**Extracted entries**
☆ ☆ ☆ ☆ ☆ ☆ ☆

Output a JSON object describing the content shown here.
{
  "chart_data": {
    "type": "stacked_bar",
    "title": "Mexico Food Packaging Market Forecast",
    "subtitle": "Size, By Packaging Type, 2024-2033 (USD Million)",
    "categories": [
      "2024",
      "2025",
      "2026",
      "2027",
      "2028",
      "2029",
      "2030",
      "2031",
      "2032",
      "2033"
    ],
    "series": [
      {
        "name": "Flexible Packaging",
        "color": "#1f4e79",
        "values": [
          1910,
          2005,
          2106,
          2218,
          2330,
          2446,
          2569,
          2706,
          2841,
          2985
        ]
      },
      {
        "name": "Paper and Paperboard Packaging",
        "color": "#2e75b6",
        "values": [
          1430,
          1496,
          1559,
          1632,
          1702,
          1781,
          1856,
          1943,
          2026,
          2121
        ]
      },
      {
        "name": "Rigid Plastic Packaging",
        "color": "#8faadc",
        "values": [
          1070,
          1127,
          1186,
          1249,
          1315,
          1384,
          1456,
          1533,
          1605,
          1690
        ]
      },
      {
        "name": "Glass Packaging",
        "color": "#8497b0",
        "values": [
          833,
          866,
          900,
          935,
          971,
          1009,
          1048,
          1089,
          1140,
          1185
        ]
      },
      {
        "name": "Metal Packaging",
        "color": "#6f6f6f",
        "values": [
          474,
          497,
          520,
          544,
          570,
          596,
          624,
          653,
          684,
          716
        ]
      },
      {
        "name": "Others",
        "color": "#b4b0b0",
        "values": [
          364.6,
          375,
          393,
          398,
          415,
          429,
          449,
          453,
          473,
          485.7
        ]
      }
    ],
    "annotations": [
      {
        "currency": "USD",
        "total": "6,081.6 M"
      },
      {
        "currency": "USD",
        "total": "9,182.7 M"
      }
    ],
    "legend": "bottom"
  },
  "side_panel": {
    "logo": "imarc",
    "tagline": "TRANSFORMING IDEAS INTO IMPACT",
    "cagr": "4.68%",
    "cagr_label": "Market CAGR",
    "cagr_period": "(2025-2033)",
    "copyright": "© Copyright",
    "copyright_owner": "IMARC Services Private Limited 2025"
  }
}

☆ ☆ ☆ ☆ ☆ ☆ ☆

**What is asked**
Using the records above, find and show each line with the string "name".

**Completed task**
        "name": "Flexible Packaging",
        "name": "Paper and Paperboard Packaging",
        "name": "Rigid Plastic Packaging",
        "name": "Glass Packaging",
        "name": "Metal Packaging",
        "name": "Others",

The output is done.